#### Exercise:
Go through the lines below and copy each one that holds the string "this".

Collected data entries:
+ + + + +

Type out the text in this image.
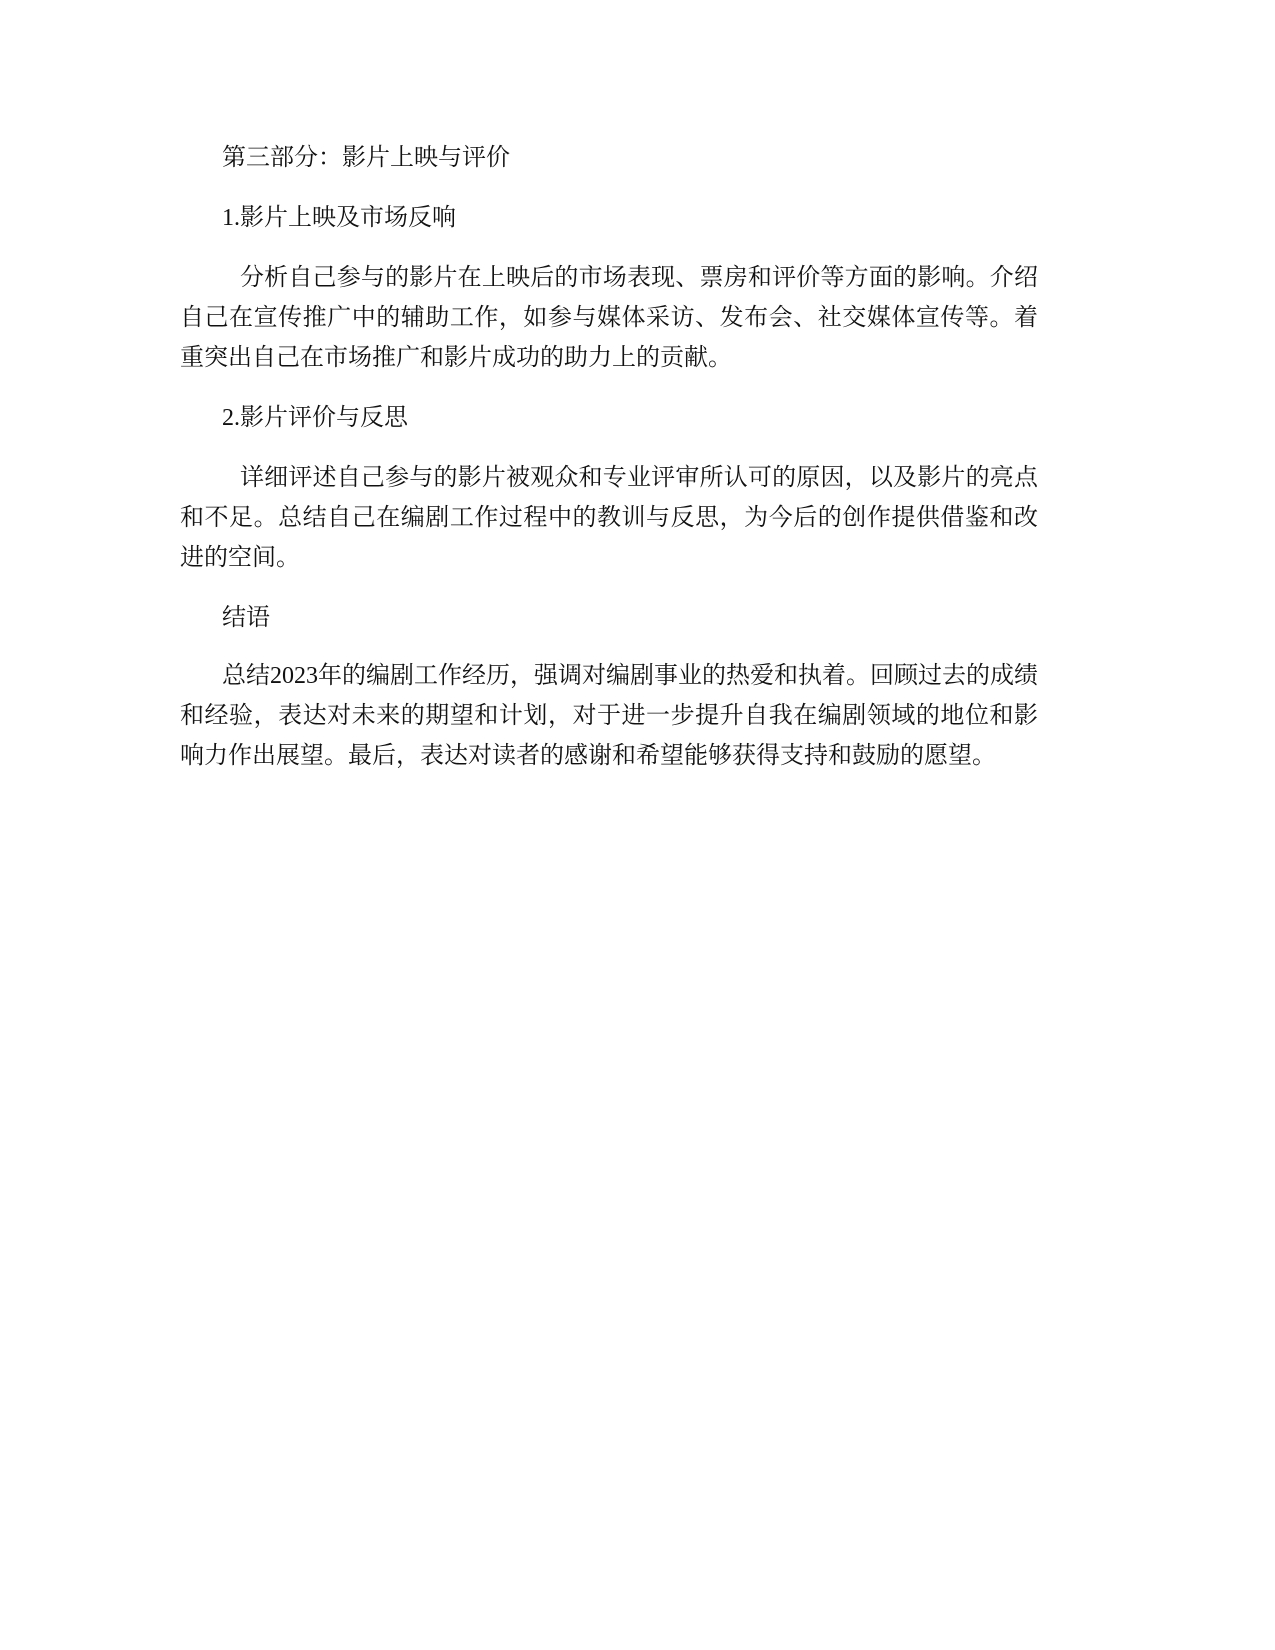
第三部分：影片上映与评价

1.影片上映及市场反响

分析自己参与的影片在上映后的市场表现、票房和评价等方面的影响。介绍自己在宣传推广中的辅助工作，如参与媒体采访、发布会、社交媒体宣传等。着重突出自己在市场推广和影片成功的助力上的贡献。

2.影片评价与反思

详细评述自己参与的影片被观众和专业评审所认可的原因，以及影片的亮点和不足。总结自己在编剧工作过程中的教训与反思，为今后的创作提供借鉴和改进的空间。

结语

总结2023年的编剧工作经历，强调对编剧事业的热爱和执着。回顾过去的成绩和经验，表达对未来的期望和计划，对于进一步提升自我在编剧领域的地位和影响力作出展望。最后，表达对读者的感谢和希望能够获得支持和鼓励的愿望。
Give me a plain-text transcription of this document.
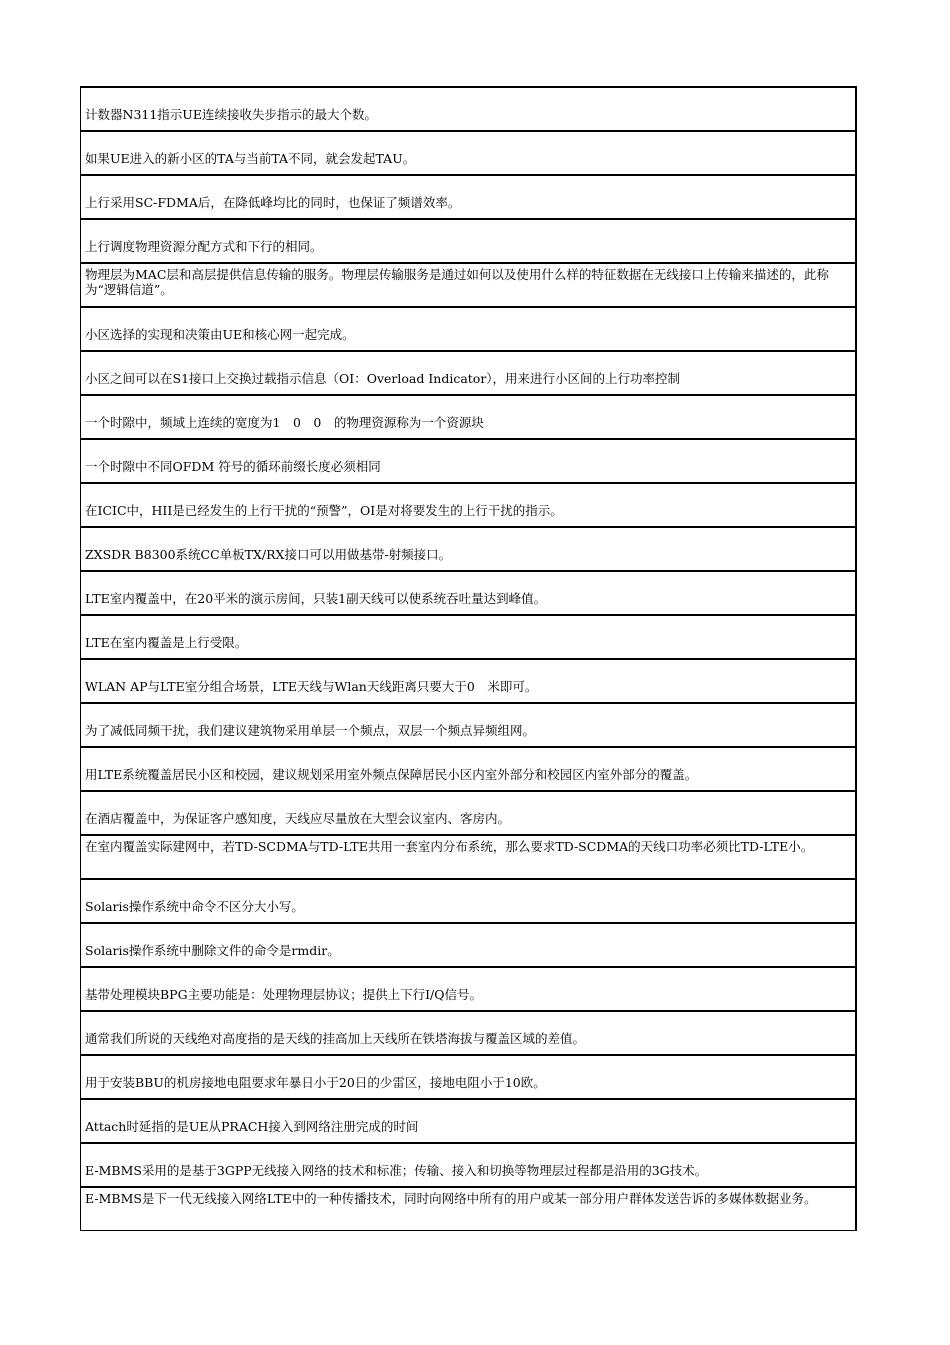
计数器N311指示UE连续接收失步指示的最大个数。
如果UE进入的新小区的TA与当前TA不同，就会发起TAU。
上行采用SC-FDMA后，在降低峰均比的同时，也保证了频谱效率。
上行调度物理资源分配方式和下行的相同。
物理层为MAC层和高层提供信息传输的服务。物理层传输服务是通过如何以及使用什么样的特征数据在无线接口上传输来描述的，此称为“逻辑信道”。
小区选择的实现和决策由UE和核心网一起完成。
小区之间可以在S1接口上交换过载指示信息（OI：Overload Indicator），用来进行小区间的上行功率控制
一个时隙中，频域上连续的宽度为1　0　0　的物理资源称为一个资源块
一个时隙中不同OFDM 符号的循环前缀长度必须相同
在ICIC中，HII是已经发生的上行干扰的“预警”，OI是对将要发生的上行干扰的指示。
ZXSDR B8300系统CC单板TX/RX接口可以用做基带-射频接口。
LTE室内覆盖中，在20平米的演示房间，只装1副天线可以使系统吞吐量达到峰值。
LTE在室内覆盖是上行受限。
WLAN AP与LTE室分组合场景，LTE天线与Wlan天线距离只要大于0　米即可。
为了减低同频干扰，我们建议建筑物采用单层一个频点，双层一个频点异频组网。
用LTE系统覆盖居民小区和校园，建议规划采用室外频点保障居民小区内室外部分和校园区内室外部分的覆盖。
在酒店覆盖中，为保证客户感知度，天线应尽量放在大型会议室内、客房内。
在室内覆盖实际建网中，若TD-SCDMA与TD-LTE共用一套室内分布系统，那么要求TD-SCDMA的天线口功率必须比TD-LTE小。
Solaris操作系统中命令不区分大小写。
Solaris操作系统中删除文件的命令是rmdir。
基带处理模块BPG主要功能是：处理物理层协议；提供上下行I/Q信号。
通常我们所说的天线绝对高度指的是天线的挂高加上天线所在铁塔海拔与覆盖区域的差值。
用于安装BBU的机房接地电阻要求年暴日小于20日的少雷区，接地电阻小于10欧。
Attach时延指的是UE从PRACH接入到网络注册完成的时间
E-MBMS采用的是基于3GPP无线接入网络的技术和标准；传输、接入和切换等物理层过程都是沿用的3G技术。
E-MBMS是下一代无线接入网络LTE中的一种传播技术，同时向网络中所有的用户或某一部分用户群体发送告诉的多媒体数据业务。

+ + + + +

#### Written response:
Type out the text in this image.
Give me a plain-text transcription of this document.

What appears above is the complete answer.